## begin

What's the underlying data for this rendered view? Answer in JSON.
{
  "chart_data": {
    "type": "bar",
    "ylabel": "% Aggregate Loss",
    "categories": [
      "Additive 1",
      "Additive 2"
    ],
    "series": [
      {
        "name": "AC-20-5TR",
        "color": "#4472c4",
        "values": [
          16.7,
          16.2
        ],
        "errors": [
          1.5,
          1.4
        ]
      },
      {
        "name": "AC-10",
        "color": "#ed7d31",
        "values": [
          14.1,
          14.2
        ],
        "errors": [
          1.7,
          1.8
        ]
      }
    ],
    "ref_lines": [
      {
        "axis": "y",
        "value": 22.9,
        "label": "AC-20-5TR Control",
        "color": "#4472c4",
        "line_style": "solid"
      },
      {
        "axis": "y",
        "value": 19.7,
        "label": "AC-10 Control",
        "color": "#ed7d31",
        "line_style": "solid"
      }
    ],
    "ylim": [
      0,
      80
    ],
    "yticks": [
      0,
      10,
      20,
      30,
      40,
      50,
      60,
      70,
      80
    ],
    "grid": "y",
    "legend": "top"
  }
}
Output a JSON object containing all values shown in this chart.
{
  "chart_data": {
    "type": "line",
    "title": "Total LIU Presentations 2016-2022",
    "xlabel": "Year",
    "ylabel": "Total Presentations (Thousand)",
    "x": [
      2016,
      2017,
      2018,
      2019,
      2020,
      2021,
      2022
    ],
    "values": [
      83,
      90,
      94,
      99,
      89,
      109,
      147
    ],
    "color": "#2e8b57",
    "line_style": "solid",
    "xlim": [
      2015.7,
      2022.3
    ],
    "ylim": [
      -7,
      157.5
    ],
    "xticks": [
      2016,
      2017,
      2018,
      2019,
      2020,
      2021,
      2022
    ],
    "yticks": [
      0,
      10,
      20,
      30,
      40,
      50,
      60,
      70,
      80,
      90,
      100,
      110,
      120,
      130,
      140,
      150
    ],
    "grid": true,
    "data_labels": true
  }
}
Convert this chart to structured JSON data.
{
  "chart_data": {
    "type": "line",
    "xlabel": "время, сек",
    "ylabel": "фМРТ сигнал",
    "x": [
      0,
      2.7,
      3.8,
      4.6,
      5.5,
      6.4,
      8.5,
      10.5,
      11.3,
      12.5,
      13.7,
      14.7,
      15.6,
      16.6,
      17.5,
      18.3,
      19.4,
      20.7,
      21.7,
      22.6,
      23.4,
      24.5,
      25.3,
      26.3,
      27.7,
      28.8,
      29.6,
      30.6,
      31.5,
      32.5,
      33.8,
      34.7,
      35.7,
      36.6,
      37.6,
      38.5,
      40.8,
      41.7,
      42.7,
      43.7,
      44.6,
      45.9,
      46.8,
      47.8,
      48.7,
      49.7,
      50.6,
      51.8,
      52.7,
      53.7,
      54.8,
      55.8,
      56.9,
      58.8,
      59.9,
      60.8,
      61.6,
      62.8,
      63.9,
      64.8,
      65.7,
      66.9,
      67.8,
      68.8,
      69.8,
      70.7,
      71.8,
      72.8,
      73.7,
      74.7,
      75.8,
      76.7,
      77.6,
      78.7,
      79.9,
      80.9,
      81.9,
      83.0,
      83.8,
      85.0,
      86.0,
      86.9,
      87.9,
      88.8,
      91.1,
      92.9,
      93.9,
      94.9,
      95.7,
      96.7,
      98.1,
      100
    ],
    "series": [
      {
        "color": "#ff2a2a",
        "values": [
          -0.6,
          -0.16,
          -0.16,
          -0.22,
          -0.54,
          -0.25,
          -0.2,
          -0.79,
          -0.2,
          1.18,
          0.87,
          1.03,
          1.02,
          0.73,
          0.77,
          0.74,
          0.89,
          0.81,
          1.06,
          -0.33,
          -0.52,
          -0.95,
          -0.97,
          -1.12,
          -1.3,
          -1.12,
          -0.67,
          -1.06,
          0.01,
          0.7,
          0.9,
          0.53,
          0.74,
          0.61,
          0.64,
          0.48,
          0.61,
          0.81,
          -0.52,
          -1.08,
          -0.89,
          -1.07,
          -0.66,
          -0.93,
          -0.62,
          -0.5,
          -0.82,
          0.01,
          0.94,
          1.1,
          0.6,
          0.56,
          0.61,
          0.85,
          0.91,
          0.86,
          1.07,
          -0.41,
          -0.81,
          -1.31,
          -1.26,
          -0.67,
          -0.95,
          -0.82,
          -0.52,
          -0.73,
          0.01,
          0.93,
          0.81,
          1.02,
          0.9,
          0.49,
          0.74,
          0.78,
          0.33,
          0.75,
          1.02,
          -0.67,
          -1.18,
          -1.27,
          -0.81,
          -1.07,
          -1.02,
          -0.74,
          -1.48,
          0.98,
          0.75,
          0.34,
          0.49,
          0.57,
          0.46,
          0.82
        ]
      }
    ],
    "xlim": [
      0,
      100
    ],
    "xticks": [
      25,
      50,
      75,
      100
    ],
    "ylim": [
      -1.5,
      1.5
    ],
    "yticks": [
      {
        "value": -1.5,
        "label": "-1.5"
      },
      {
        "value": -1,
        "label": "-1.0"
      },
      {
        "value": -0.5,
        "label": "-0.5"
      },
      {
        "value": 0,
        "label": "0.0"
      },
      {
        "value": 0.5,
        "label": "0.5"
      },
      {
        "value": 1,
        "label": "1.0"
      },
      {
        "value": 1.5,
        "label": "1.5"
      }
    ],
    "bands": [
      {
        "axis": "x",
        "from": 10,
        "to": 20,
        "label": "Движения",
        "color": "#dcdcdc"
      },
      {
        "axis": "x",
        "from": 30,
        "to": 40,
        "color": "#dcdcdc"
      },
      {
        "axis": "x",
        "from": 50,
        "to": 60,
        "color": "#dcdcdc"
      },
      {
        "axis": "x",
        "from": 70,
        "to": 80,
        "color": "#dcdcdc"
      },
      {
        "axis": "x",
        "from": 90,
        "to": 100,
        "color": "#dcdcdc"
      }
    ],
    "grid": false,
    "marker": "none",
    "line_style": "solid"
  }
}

## end

What you have to do »
Write out all the lines again, exactly as they are.

Complete output »
What's the underlying data for this rendered view? Answer in JSON.
{
  "chart_data": {
    "type": "bar",
    "ylabel": "% Aggregate Loss",
    "categories": [
      "Additive 1",
      "Additive 2"
    ],
    "series": [
      {
        "name": "AC-20-5TR",
        "color": "#4472c4",
        "values": [
          16.7,
          16.2
        ],
        "errors": [
          1.5,
          1.4
        ]
      },
      {
        "name": "AC-10",
        "color": "#ed7d31",
        "values": [
          14.1,
          14.2
        ],
        "errors": [
          1.7,
          1.8
        ]
      }
    ],
    "ref_lines": [
      {
        "axis": "y",
        "value": 22.9,
        "label": "AC-20-5TR Control",
        "color": "#4472c4",
        "line_style": "solid"
      },
      {
        "axis": "y",
        "value": 19.7,
        "label": "AC-10 Control",
        "color": "#ed7d31",
        "line_style": "solid"
      }
    ],
    "ylim": [
      0,
      80
    ],
    "yticks": [
      0,
      10,
      20,
      30,
      40,
      50,
      60,
      70,
      80
    ],
    "grid": "y",
    "legend": "top"
  }
}
Output a JSON object containing all values shown in this chart.
{
  "chart_data": {
    "type": "line",
    "title": "Total LIU Presentations 2016-2022",
    "xlabel": "Year",
    "ylabel": "Total Presentations (Thousand)",
    "x": [
      2016,
      2017,
      2018,
      2019,
      2020,
      2021,
      2022
    ],
    "values": [
      83,
      90,
      94,
      99,
      89,
      109,
      147
    ],
    "color": "#2e8b57",
    "line_style": "solid",
    "xlim": [
      2015.7,
      2022.3
    ],
    "ylim": [
      -7,
      157.5
    ],
    "xticks": [
      2016,
      2017,
      2018,
      2019,
      2020,
      2021,
      2022
    ],
    "yticks": [
      0,
      10,
      20,
      30,
      40,
      50,
      60,
      70,
      80,
      90,
      100,
      110,
      120,
      130,
      140,
      150
    ],
    "grid": true,
    "data_labels": true
  }
}
Convert this chart to structured JSON data.
{
  "chart_data": {
    "type": "line",
    "xlabel": "время, сек",
    "ylabel": "фМРТ сигнал",
    "x": [
      0,
      2.7,
      3.8,
      4.6,
      5.5,
      6.4,
      8.5,
      10.5,
      11.3,
      12.5,
      13.7,
      14.7,
      15.6,
      16.6,
      17.5,
      18.3,
      19.4,
      20.7,
      21.7,
      22.6,
      23.4,
      24.5,
      25.3,
      26.3,
      27.7,
      28.8,
      29.6,
      30.6,
      31.5,
      32.5,
      33.8,
      34.7,
      35.7,
      36.6,
      37.6,
      38.5,
      40.8,
      41.7,
      42.7,
      43.7,
      44.6,
      45.9,
      46.8,
      47.8,
      48.7,
      49.7,
      50.6,
      51.8,
      52.7,
      53.7,
      54.8,
      55.8,
      56.9,
      58.8,
      59.9,
      60.8,
      61.6,
      62.8,
      63.9,
      64.8,
      65.7,
      66.9,
      67.8,
      68.8,
      69.8,
      70.7,
      71.8,
      72.8,
      73.7,
      74.7,
      75.8,
      76.7,
      77.6,
      78.7,
      79.9,
      80.9,
      81.9,
      83.0,
      83.8,
      85.0,
      86.0,
      86.9,
      87.9,
      88.8,
      91.1,
      92.9,
      93.9,
      94.9,
      95.7,
      96.7,
      98.1,
      100
    ],
    "series": [
      {
        "color": "#ff2a2a",
        "values": [
          -0.6,
          -0.16,
          -0.16,
          -0.22,
          -0.54,
          -0.25,
          -0.2,
          -0.79,
          -0.2,
          1.18,
          0.87,
          1.03,
          1.02,
          0.73,
          0.77,
          0.74,
          0.89,
          0.81,
          1.06,
          -0.33,
          -0.52,
          -0.95,
          -0.97,
          -1.12,
          -1.3,
          -1.12,
          -0.67,
          -1.06,
          0.01,
          0.7,
          0.9,
          0.53,
          0.74,
          0.61,
          0.64,
          0.48,
          0.61,
          0.81,
          -0.52,
          -1.08,
          -0.89,
          -1.07,
          -0.66,
          -0.93,
          -0.62,
          -0.5,
          -0.82,
          0.01,
          0.94,
          1.1,
          0.6,
          0.56,
          0.61,
          0.85,
          0.91,
          0.86,
          1.07,
          -0.41,
          -0.81,
          -1.31,
          -1.26,
          -0.67,
          -0.95,
          -0.82,
          -0.52,
          -0.73,
          0.01,
          0.93,
          0.81,
          1.02,
          0.9,
          0.49,
          0.74,
          0.78,
          0.33,
          0.75,
          1.02,
          -0.67,
          -1.18,
          -1.27,
          -0.81,
          -1.07,
          -1.02,
          -0.74,
          -1.48,
          0.98,
          0.75,
          0.34,
          0.49,
          0.57,
          0.46,
          0.82
        ]
      }
    ],
    "xlim": [
      0,
      100
    ],
    "xticks": [
      25,
      50,
      75,
      100
    ],
    "ylim": [
      -1.5,
      1.5
    ],
    "yticks": [
      {
        "value": -1.5,
        "label": "-1.5"
      },
      {
        "value": -1,
        "label": "-1.0"
      },
      {
        "value": -0.5,
        "label": "-0.5"
      },
      {
        "value": 0,
        "label": "0.0"
      },
      {
        "value": 0.5,
        "label": "0.5"
      },
      {
        "value": 1,
        "label": "1.0"
      },
      {
        "value": 1.5,
        "label": "1.5"
      }
    ],
    "bands": [
      {
        "axis": "x",
        "from": 10,
        "to": 20,
        "label": "Движения",
        "color": "#dcdcdc"
      },
      {
        "axis": "x",
        "from": 30,
        "to": 40,
        "color": "#dcdcdc"
      },
      {
        "axis": "x",
        "from": 50,
        "to": 60,
        "color": "#dcdcdc"
      },
      {
        "axis": "x",
        "from": 70,
        "to": 80,
        "color": "#dcdcdc"
      },
      {
        "axis": "x",
        "from": 90,
        "to": 100,
        "color": "#dcdcdc"
      }
    ],
    "grid": false,
    "marker": "none",
    "line_style": "solid"
  }
}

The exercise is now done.